REQUIREMENT: Look through the records that follow. Copy every line containing the word "text".

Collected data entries
○ ○ ○ ○ ○ ○ ○

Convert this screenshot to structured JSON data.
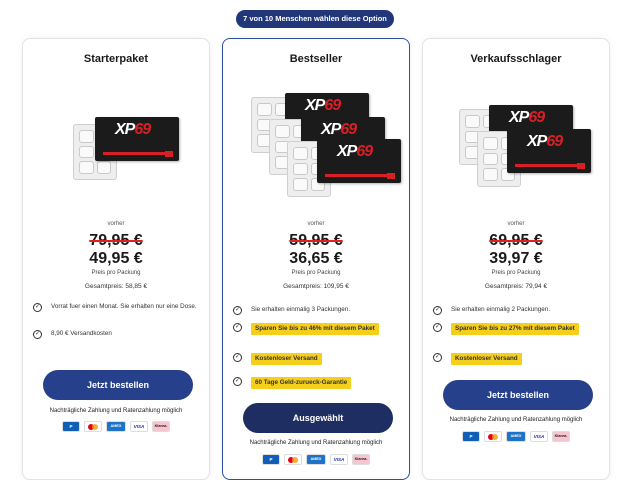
{
  "banner": "7 von 10 Menschen wählen diese Option",
  "cards": [
    {
      "title": "Starterpaket",
      "vorher": "vorher",
      "old_price": "79,95 €",
      "new_price": "49,95 €",
      "per_pack": "Preis pro Packung",
      "total": "Gesamtpreis: 58,85 €",
      "features": [
        {
          "text": "Vorrat fuer einen Monat. Sie erhalten nur eine Dose.",
          "highlight": false
        },
        {
          "text": "8,90 € Versandkosten",
          "highlight": false
        }
      ],
      "button": "Jetzt bestellen",
      "note": "Nachträgliche Zahlung und Ratenzahlung möglich"
    },
    {
      "title": "Bestseller",
      "vorher": "vorher",
      "old_price": "59,95 €",
      "new_price": "36,65 €",
      "per_pack": "Preis pro Packung",
      "total": "Gesamtpreis: 109,95 €",
      "features": [
        {
          "text": "Sie erhalten einmalig 3 Packungen.",
          "highlight": false
        },
        {
          "text": "Sparen Sie bis zu 46% mit diesem Paket",
          "highlight": true
        },
        {
          "text": "Kostenloser Versand",
          "highlight": true
        },
        {
          "text": "60 Tage Geld-zurueck-Garantie",
          "highlight": true
        }
      ],
      "button": "Ausgewählt",
      "note": "Nachträgliche Zahlung und Ratenzahlung möglich"
    },
    {
      "title": "Verkaufsschlager",
      "vorher": "vorher",
      "old_price": "69,95 €",
      "new_price": "39,97 €",
      "per_pack": "Preis pro Packung",
      "total": "Gesamtpreis: 79,94 €",
      "features": [
        {
          "text": "Sie erhalten einmalig 2 Packungen.",
          "highlight": false
        },
        {
          "text": "Sparen Sie bis zu 27% mit diesem Paket",
          "highlight": true
        },
        {
          "text": "Kostenloser Versand",
          "highlight": true
        }
      ],
      "button": "Jetzt bestellen",
      "note": "Nachträgliche Zahlung und Ratenzahlung möglich"
    }
  ],
  "product": {
    "logo_main": "XP",
    "logo_num": "69"
  },
  "payments": [
    "P",
    "",
    "AMEX",
    "VISA",
    "Klarna."
  ],
  "colors": {
    "accent": "#27408b",
    "highlight": "#f5cf1c",
    "strike": "#e02020"
  }
}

○ ○ ○ ○ ○ ○ ○

RESULT FOR THIS EXERCISE:
          "text": "Vorrat fuer einen Monat. Sie erhalten nur eine Dose.",
          "text": "8,90 € Versandkosten",
          "text": "Sie erhalten einmalig 3 Packungen.",
          "text": "Sparen Sie bis zu 46% mit diesem Paket",
          "text": "Kostenloser Versand",
          "text": "60 Tage Geld-zurueck-Garantie",
          "text": "Sie erhalten einmalig 2 Packungen.",
          "text": "Sparen Sie bis zu 27% mit diesem Paket",
          "text": "Kostenloser Versand",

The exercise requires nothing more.